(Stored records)
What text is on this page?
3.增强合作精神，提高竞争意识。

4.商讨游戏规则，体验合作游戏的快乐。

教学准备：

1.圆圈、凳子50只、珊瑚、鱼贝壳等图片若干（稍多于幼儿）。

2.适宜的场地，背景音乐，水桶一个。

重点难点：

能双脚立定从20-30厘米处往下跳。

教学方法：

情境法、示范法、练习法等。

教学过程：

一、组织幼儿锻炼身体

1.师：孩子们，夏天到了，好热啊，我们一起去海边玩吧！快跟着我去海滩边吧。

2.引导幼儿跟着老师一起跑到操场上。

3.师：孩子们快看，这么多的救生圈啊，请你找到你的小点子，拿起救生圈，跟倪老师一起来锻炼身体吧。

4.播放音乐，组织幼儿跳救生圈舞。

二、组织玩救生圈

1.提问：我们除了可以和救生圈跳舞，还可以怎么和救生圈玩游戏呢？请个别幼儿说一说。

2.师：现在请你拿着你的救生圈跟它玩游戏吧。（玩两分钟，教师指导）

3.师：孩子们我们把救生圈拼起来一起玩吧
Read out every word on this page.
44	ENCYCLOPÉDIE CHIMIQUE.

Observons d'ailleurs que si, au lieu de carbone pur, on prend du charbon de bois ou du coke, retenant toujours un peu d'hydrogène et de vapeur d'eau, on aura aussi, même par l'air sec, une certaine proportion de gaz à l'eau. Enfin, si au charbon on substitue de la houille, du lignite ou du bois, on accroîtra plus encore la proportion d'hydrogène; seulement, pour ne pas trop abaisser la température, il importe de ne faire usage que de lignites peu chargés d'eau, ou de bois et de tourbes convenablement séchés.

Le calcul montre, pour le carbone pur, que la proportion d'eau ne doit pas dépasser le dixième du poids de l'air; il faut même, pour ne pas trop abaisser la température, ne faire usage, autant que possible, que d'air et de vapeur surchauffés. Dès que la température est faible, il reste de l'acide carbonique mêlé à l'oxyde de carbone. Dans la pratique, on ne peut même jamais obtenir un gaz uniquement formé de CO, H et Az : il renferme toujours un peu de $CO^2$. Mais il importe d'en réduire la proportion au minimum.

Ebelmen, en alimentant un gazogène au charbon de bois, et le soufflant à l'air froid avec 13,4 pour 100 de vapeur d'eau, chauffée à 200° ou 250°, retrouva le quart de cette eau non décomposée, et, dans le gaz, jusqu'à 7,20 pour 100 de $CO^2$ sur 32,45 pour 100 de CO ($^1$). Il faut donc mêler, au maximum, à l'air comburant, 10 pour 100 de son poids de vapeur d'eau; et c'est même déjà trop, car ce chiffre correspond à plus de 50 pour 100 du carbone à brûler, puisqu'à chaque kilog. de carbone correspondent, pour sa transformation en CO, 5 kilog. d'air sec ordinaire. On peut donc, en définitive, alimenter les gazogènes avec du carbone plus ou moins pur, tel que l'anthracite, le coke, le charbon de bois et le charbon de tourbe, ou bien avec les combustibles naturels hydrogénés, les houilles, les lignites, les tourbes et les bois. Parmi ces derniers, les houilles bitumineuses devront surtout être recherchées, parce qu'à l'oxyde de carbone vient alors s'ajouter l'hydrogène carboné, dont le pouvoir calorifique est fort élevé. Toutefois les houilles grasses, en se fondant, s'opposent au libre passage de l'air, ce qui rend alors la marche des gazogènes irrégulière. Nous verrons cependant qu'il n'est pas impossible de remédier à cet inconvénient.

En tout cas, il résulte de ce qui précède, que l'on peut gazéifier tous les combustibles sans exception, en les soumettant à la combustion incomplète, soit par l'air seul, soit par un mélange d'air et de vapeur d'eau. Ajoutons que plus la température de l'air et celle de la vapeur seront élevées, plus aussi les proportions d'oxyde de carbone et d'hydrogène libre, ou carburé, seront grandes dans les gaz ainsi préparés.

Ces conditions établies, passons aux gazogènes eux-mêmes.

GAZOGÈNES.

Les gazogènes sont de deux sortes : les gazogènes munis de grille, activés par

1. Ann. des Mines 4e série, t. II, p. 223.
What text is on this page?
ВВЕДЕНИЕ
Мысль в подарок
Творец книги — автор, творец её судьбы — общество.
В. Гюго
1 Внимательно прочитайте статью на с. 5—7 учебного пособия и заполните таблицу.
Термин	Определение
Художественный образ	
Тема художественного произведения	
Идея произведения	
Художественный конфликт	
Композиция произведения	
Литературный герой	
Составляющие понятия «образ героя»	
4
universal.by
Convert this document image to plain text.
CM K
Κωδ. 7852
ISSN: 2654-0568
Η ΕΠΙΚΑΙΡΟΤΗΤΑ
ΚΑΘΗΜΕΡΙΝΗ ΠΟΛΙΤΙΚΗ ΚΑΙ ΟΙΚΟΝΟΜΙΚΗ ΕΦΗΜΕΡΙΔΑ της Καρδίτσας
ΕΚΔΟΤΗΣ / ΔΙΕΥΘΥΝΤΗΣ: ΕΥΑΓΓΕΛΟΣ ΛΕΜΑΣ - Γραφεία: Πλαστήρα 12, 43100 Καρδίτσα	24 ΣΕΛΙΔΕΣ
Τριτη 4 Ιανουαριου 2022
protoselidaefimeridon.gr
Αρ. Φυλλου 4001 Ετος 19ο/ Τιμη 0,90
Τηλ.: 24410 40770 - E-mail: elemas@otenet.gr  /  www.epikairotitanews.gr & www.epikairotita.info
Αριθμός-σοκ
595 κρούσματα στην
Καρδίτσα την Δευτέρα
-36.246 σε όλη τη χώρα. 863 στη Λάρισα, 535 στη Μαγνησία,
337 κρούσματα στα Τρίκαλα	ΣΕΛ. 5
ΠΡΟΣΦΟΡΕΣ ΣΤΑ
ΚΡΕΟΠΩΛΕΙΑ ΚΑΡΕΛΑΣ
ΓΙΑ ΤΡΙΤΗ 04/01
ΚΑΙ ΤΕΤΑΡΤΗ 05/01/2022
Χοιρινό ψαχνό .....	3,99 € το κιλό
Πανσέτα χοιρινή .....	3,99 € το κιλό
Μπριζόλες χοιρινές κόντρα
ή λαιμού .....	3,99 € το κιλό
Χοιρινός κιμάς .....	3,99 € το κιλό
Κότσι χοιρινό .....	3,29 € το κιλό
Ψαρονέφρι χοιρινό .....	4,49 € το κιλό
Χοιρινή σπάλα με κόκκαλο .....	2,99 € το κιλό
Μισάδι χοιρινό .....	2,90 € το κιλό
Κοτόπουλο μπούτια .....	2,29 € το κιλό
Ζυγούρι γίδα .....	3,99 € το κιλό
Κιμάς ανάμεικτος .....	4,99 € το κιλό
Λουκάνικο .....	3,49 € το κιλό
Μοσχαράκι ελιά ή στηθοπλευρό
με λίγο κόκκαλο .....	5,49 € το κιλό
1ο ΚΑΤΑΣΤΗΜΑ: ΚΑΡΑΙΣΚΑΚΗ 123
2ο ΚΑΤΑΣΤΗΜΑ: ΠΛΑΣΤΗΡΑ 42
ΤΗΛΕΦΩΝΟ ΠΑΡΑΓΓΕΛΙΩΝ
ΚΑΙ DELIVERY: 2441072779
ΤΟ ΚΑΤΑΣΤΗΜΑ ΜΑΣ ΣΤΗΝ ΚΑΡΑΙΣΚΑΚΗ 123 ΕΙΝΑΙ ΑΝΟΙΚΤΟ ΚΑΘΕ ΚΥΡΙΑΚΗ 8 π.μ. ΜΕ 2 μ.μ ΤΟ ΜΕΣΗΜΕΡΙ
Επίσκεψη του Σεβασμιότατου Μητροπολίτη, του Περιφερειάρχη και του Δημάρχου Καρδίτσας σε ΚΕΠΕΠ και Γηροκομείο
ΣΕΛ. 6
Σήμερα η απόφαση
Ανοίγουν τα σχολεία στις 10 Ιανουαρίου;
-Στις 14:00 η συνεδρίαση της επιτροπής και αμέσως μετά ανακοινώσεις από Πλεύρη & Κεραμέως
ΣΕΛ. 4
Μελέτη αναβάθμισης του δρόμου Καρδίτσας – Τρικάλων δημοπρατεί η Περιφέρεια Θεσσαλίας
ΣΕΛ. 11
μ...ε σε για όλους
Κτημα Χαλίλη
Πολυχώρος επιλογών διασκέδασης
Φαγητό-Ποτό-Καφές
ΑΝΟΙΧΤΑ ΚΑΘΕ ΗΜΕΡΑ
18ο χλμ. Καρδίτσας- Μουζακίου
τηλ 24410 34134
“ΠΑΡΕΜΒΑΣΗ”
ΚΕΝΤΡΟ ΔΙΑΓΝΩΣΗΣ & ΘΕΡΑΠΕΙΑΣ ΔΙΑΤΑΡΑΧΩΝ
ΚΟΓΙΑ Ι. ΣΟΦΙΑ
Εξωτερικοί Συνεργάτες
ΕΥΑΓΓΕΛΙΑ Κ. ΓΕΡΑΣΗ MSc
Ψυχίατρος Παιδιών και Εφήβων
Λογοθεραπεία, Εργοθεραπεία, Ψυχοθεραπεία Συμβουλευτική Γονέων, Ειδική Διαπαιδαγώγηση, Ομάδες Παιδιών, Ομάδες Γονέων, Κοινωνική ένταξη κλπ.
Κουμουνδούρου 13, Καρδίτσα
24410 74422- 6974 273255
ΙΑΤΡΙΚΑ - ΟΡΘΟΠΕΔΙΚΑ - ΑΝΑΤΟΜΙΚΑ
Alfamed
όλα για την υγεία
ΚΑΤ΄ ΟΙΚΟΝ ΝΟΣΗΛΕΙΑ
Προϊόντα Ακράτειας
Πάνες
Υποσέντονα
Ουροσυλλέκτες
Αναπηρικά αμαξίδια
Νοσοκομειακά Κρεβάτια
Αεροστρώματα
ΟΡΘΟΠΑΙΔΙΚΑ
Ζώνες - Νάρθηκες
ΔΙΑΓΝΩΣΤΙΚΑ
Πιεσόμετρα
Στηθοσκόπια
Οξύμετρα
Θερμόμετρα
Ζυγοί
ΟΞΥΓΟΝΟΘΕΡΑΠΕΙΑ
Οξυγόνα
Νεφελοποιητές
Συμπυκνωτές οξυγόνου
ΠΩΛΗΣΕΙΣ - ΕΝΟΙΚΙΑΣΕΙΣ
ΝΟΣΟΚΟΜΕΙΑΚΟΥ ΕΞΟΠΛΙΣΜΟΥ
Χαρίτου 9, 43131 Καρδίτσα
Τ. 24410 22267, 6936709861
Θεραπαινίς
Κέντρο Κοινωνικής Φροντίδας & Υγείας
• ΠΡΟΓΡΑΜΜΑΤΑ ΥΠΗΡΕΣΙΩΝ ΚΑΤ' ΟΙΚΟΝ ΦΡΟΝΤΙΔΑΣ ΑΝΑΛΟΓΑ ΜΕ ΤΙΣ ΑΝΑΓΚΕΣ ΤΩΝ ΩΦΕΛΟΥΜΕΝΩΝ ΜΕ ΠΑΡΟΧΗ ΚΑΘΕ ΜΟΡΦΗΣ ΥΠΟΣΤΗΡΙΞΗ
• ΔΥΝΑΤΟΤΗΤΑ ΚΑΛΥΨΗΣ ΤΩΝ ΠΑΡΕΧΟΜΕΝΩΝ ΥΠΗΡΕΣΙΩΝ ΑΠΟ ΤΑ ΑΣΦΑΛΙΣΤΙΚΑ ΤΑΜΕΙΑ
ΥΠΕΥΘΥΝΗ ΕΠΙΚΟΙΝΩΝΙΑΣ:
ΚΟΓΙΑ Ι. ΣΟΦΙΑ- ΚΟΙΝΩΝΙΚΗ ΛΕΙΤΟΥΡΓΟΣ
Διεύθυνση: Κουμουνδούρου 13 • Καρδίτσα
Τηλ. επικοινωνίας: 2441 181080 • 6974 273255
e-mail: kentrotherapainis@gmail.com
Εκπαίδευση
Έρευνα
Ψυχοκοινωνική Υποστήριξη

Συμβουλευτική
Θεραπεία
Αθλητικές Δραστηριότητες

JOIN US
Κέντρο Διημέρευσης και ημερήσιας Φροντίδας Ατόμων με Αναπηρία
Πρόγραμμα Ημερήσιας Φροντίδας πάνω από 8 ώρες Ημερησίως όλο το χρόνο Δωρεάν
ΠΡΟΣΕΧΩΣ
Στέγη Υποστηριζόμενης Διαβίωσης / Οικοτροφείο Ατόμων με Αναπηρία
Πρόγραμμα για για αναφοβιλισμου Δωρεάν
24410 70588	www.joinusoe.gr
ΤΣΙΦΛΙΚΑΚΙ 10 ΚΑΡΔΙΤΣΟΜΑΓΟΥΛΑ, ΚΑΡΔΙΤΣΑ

== WHAT NEEDS TO BE DONE ==
Tell how many lines of the records above hold the string "образ". Give no other text.

== TASK OUTPUT ==
2